TASK DIRECTIONS.
Rewrite each of the following entries as a JSON list of strings, with one string for every line and no strings for blank lines.

DATA FOR THIS EXERCISE.
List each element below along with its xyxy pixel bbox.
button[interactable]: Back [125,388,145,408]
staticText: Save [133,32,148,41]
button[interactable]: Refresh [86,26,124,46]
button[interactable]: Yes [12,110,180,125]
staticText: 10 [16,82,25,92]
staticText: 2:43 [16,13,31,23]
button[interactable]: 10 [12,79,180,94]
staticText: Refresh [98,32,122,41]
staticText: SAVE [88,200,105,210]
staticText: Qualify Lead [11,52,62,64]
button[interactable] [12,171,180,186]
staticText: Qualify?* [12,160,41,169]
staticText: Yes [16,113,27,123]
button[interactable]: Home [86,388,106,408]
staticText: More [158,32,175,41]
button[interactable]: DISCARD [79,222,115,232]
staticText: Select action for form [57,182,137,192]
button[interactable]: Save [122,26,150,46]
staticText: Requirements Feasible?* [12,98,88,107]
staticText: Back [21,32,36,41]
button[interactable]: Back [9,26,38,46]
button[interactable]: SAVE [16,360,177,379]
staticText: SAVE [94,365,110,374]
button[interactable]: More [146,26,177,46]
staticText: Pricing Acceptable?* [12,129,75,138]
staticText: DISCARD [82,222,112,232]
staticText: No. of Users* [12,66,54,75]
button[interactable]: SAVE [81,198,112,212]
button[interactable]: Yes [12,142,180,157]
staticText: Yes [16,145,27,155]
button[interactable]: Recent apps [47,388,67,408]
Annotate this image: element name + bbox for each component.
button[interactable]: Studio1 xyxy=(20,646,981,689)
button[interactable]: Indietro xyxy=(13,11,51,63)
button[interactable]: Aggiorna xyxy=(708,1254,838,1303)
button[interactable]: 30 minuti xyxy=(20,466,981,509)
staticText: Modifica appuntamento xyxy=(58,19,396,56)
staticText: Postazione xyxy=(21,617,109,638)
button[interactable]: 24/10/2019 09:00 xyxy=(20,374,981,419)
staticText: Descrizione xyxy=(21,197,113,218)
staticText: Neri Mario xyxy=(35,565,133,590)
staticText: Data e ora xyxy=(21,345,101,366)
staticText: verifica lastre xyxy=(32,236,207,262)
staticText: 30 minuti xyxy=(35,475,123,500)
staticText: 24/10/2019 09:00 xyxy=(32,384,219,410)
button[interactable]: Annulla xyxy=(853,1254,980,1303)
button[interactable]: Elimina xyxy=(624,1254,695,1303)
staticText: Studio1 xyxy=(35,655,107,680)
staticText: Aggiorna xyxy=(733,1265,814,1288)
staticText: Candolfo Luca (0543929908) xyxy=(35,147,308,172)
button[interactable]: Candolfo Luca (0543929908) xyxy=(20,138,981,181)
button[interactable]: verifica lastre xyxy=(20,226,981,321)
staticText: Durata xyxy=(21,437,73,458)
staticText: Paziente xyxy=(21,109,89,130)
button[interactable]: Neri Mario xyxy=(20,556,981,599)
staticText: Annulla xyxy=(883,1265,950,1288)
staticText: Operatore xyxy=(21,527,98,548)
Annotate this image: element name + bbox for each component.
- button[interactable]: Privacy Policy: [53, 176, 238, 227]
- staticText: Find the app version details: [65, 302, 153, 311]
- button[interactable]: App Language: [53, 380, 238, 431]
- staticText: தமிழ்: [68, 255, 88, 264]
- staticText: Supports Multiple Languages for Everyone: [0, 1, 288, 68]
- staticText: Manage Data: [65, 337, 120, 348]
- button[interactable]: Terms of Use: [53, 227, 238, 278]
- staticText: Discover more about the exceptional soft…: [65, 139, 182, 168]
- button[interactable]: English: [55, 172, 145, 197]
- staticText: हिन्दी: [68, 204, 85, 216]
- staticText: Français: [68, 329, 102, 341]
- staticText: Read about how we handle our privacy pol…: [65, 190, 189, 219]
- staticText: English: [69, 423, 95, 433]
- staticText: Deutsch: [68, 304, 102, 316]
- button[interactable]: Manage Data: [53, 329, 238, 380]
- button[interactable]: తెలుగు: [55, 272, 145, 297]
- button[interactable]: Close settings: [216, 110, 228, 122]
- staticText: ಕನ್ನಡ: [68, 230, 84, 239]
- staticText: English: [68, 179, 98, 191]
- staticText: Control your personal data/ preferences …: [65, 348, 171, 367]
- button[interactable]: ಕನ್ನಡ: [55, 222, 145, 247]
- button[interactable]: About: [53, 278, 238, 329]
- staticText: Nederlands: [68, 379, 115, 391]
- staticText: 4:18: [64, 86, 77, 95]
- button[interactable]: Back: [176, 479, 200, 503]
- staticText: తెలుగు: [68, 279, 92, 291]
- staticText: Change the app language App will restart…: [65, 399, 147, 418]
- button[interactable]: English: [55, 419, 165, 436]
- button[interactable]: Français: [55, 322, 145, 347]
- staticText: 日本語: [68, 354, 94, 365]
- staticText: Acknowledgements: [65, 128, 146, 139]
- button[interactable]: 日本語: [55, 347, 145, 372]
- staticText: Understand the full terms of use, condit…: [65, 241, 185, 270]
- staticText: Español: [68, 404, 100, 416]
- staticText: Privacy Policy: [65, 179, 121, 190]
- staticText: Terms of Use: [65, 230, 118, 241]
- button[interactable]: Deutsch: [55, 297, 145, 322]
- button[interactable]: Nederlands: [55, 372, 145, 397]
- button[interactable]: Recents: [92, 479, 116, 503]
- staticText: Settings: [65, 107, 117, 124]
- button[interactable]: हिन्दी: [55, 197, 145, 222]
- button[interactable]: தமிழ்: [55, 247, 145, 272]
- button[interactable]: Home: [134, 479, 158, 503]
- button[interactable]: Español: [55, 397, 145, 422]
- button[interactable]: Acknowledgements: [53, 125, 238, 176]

RESPONSE FOR THIS EXERCISE.
[
  "List each element below along with its xyxy pixel bbox.",
  "button[interactable]: Back [125,388,145,408]",
  "staticText: Save [133,32,148,41]",
  "button[interactable]: Refresh [86,26,124,46]",
  "button[interactable]: Yes [12,110,180,125]",
  "staticText: 10 [16,82,25,92]",
  "staticText: 2:43 [16,13,31,23]",
  "button[interactable]: 10 [12,79,180,94]",
  "staticText: Refresh [98,32,122,41]",
  "staticText: SAVE [88,200,105,210]",
  "staticText: Qualify Lead [11,52,62,64]",
  "button[interactable] [12,171,180,186]",
  "staticText: Qualify?* [12,160,41,169]",
  "staticText: Yes [16,113,27,123]",
  "button[interactable]: Home [86,388,106,408]",
  "staticText: More [158,32,175,41]",
  "button[interactable]: DISCARD [79,222,115,232]",
  "staticText: Select action for form [57,182,137,192]",
  "button[interactable]: Save [122,26,150,46]",
  "staticText: Requirements Feasible?* [12,98,88,107]",
  "staticText: Back [21,32,36,41]",
  "button[interactable]: Back [9,26,38,46]",
  "button[interactable]: SAVE [16,360,177,379]",
  "staticText: SAVE [94,365,110,374]",
  "button[interactable]: More [146,26,177,46]",
  "staticText: Pricing Acceptable?* [12,129,75,138]",
  "staticText: DISCARD [82,222,112,232]",
  "staticText: No. of Users* [12,66,54,75]",
  "button[interactable]: SAVE [81,198,112,212]",
  "button[interactable]: Yes [12,142,180,157]",
  "staticText: Yes [16,145,27,155]",
  "button[interactable]: Recent apps [47,388,67,408]",
  "Annotate this image: element name + bbox for each component.",
  "button[interactable]: Studio1 xyxy=(20,646,981,689)",
  "button[interactable]: Indietro xyxy=(13,11,51,63)",
  "button[interactable]: Aggiorna xyxy=(708,1254,838,1303)",
  "button[interactable]: 30 minuti xyxy=(20,466,981,509)",
  "staticText: Modifica appuntamento xyxy=(58,19,396,56)",
  "staticText: Postazione xyxy=(21,617,109,638)",
  "button[interactable]: 24/10/2019 09:00 xyxy=(20,374,981,419)",
  "staticText: Descrizione xyxy=(21,197,113,218)",
  "staticText: Neri Mario xyxy=(35,565,133,590)",
  "staticText: Data e ora xyxy=(21,345,101,366)",
  "staticText: verifica lastre xyxy=(32,236,207,262)",
  "staticText: 30 minuti xyxy=(35,475,123,500)",
  "staticText: 24/10/2019 09:00 xyxy=(32,384,219,410)",
  "button[interactable]: Annulla xyxy=(853,1254,980,1303)",
  "button[interactable]: Elimina xyxy=(624,1254,695,1303)",
  "staticText: Studio1 xyxy=(35,655,107,680)",
  "staticText: Aggiorna xyxy=(733,1265,814,1288)",
  "staticText: Candolfo Luca (0543929908) xyxy=(35,147,308,172)",
  "button[interactable]: Candolfo Luca (0543929908) xyxy=(20,138,981,181)",
  "button[interactable]: verifica lastre xyxy=(20,226,981,321)",
  "staticText: Durata xyxy=(21,437,73,458)",
  "staticText: Paziente xyxy=(21,109,89,130)",
  "button[interactable]: Neri Mario xyxy=(20,556,981,599)",
  "staticText: Annulla xyxy=(883,1265,950,1288)",
  "staticText: Operatore xyxy=(21,527,98,548)",
  "Annotate this image: element name + bbox for each component.",
  "- button[interactable]: Privacy Policy: [53, 176, 238, 227]",
  "- staticText: Find the app version details: [65, 302, 153, 311]",
  "- button[interactable]: App Language: [53, 380, 238, 431]",
  "- staticText: தமிழ்: [68, 255, 88, 264]",
  "- staticText: Supports Multiple Languages for Everyone: [0, 1, 288, 68]",
  "- staticText: Manage Data: [65, 337, 120, 348]",
  "- button[interactable]: Terms of Use: [53, 227, 238, 278]",
  "- staticText: Discover more about the exceptional soft…: [65, 139, 182, 168]",
  "- button[interactable]: English: [55, 172, 145, 197]",
  "- staticText: हिन्दी: [68, 204, 85, 216]",
  "- staticText: Français: [68, 329, 102, 341]",
  "- staticText: Read about how we handle our privacy pol…: [65, 190, 189, 219]",
  "- staticText: English: [69, 423, 95, 433]",
  "- staticText: Deutsch: [68, 304, 102, 316]",
  "- button[interactable]: Manage Data: [53, 329, 238, 380]",
  "- button[interactable]: తెలుగు: [55, 272, 145, 297]",
  "- button[interactable]: Close settings: [216, 110, 228, 122]",
  "- staticText: ಕನ್ನಡ: [68, 230, 84, 239]",
  "- staticText: English: [68, 179, 98, 191]",
  "- staticText: Control your personal data/ preferences …: [65, 348, 171, 367]",
  "- button[interactable]: ಕನ್ನಡ: [55, 222, 145, 247]",
  "- button[interactable]: About: [53, 278, 238, 329]",
  "- staticText: Nederlands: [68, 379, 115, 391]",
  "- staticText: 4:18: [64, 86, 77, 95]",
  "- button[interactable]: Back: [176, 479, 200, 503]",
  "- staticText: తెలుగు: [68, 279, 92, 291]",
  "- staticText: Change the app language App will restart…: [65, 399, 147, 418]",
  "- button[interactable]: English: [55, 419, 165, 436]",
  "- button[interactable]: Français: [55, 322, 145, 347]",
  "- staticText: 日本語: [68, 354, 94, 365]",
  "- staticText: Acknowledgements: [65, 128, 146, 139]",
  "- button[interactable]: 日本語: [55, 347, 145, 372]",
  "- staticText: Understand the full terms of use, condit…: [65, 241, 185, 270]",
  "- staticText: Español: [68, 404, 100, 416]",
  "- staticText: Privacy Policy: [65, 179, 121, 190]",
  "- staticText: Terms of Use: [65, 230, 118, 241]",
  "- button[interactable]: Deutsch: [55, 297, 145, 322]",
  "- button[interactable]: Nederlands: [55, 372, 145, 397]",
  "- button[interactable]: Recents: [92, 479, 116, 503]",
  "- staticText: Settings: [65, 107, 117, 124]",
  "- button[interactable]: हिन्दी: [55, 197, 145, 222]",
  "- button[interactable]: தமிழ்: [55, 247, 145, 272]",
  "- button[interactable]: Home: [134, 479, 158, 503]",
  "- button[interactable]: Español: [55, 397, 145, 422]",
  "- button[interactable]: Acknowledgements: [53, 125, 238, 176]"
]